- WORK TO DO -
In the material below, find each line holding the string "JSON" and copy it.

- INPUT -

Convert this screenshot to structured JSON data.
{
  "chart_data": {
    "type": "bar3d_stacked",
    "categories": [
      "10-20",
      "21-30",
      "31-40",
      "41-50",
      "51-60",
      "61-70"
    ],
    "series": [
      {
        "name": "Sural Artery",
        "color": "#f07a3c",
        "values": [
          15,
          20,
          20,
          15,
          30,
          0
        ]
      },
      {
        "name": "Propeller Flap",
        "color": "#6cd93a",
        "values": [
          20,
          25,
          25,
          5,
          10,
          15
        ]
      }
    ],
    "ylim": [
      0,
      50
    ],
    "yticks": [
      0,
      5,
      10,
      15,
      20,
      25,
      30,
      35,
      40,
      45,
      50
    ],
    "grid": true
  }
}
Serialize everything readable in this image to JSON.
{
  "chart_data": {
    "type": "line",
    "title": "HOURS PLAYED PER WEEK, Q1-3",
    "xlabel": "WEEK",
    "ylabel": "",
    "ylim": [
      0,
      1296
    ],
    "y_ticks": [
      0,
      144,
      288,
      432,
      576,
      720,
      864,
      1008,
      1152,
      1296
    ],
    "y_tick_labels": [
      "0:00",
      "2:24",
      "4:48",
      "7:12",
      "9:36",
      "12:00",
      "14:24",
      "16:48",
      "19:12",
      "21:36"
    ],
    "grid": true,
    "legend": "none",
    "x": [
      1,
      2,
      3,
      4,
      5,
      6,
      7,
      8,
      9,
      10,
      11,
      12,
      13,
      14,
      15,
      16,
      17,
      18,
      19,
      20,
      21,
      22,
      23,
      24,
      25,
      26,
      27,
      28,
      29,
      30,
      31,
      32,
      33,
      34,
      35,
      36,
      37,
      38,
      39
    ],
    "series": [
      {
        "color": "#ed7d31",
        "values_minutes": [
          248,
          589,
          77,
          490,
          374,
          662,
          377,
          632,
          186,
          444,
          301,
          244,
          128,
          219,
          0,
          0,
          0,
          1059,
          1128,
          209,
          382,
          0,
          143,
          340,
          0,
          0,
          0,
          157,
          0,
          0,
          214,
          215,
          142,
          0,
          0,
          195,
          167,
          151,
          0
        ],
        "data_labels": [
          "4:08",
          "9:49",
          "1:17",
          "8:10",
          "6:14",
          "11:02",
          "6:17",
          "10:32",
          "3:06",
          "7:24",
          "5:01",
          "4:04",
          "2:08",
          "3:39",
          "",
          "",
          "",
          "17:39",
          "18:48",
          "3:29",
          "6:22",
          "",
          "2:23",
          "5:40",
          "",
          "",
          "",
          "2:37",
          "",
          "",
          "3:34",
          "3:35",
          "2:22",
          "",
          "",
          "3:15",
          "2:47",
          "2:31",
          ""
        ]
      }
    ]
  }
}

- SOLUTION TO THE PROBLEM -
Convert this screenshot to structured JSON data.
Serialize everything readable in this image to JSON.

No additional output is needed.